Task description: Show each line of the data below that has the string "Events" in it.

[Dataset listings of figures]
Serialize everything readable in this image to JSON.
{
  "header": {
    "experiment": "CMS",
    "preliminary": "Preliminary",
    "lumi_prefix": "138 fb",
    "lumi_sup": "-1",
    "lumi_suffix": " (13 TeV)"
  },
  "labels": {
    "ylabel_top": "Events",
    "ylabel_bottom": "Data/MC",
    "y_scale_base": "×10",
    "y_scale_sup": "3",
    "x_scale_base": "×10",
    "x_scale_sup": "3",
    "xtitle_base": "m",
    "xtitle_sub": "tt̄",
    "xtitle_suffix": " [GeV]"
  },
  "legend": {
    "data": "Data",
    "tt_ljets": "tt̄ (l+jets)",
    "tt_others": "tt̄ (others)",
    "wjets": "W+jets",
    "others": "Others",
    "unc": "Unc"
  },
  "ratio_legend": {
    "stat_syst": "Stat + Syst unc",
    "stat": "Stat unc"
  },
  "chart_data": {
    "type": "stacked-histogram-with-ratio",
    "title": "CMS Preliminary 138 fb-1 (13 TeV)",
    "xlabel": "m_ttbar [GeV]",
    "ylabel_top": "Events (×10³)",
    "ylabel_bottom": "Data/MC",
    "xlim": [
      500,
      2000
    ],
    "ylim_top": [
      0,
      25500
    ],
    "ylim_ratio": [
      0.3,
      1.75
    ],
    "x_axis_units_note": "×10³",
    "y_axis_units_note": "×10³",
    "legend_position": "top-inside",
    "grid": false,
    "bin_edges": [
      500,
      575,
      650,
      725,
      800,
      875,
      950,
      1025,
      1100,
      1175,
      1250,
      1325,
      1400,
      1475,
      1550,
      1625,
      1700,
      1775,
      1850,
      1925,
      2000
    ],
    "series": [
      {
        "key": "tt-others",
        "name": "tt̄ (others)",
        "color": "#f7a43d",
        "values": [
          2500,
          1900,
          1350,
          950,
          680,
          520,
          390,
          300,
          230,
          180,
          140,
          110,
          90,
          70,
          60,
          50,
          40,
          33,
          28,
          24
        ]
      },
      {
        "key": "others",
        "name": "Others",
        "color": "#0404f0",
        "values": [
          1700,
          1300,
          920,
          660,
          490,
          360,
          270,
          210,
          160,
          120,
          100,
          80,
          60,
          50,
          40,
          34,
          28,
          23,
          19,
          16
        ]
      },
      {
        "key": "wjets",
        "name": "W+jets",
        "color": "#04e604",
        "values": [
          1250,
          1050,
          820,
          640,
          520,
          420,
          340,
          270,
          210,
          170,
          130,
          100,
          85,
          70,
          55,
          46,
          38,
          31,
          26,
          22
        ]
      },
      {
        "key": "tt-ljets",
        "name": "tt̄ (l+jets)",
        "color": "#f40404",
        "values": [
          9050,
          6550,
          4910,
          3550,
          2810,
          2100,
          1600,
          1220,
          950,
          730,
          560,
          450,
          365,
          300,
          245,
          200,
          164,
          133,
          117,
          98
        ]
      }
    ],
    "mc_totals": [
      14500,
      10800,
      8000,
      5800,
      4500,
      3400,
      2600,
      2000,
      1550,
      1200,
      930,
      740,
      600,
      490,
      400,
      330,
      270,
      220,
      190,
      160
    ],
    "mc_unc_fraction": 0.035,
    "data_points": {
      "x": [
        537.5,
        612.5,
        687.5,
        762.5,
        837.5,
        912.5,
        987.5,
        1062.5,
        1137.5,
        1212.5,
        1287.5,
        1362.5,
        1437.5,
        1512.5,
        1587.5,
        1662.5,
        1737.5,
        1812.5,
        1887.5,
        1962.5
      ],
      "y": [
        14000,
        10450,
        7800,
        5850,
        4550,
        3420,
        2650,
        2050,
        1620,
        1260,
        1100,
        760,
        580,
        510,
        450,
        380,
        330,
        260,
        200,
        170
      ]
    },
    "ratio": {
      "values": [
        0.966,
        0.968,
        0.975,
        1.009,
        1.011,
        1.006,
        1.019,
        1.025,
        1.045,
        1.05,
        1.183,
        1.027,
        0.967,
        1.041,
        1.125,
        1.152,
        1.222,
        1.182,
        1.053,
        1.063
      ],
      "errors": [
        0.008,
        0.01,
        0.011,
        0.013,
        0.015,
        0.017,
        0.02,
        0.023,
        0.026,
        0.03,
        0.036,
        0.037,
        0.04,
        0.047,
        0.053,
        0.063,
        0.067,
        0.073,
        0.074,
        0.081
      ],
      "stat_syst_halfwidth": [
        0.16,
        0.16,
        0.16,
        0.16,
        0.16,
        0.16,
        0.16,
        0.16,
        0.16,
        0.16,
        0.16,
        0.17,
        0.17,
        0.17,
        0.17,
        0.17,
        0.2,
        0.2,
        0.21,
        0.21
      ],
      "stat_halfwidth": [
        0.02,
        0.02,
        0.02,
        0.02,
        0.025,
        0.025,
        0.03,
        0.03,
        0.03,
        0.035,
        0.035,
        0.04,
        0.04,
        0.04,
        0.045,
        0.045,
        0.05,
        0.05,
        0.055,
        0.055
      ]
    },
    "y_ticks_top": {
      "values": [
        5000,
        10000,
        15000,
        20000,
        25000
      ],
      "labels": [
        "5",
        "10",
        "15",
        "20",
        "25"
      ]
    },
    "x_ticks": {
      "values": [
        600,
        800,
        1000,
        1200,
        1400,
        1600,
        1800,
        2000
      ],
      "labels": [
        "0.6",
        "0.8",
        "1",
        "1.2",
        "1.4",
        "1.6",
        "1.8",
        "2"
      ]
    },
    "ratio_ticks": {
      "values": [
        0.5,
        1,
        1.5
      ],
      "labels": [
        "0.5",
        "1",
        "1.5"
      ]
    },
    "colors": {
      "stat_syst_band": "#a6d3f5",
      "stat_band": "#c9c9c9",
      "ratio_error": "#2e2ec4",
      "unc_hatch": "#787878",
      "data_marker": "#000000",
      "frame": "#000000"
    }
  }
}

Task output:
    "ylabel_top": "Events",
    "ylabel_top": "Events (×10³)",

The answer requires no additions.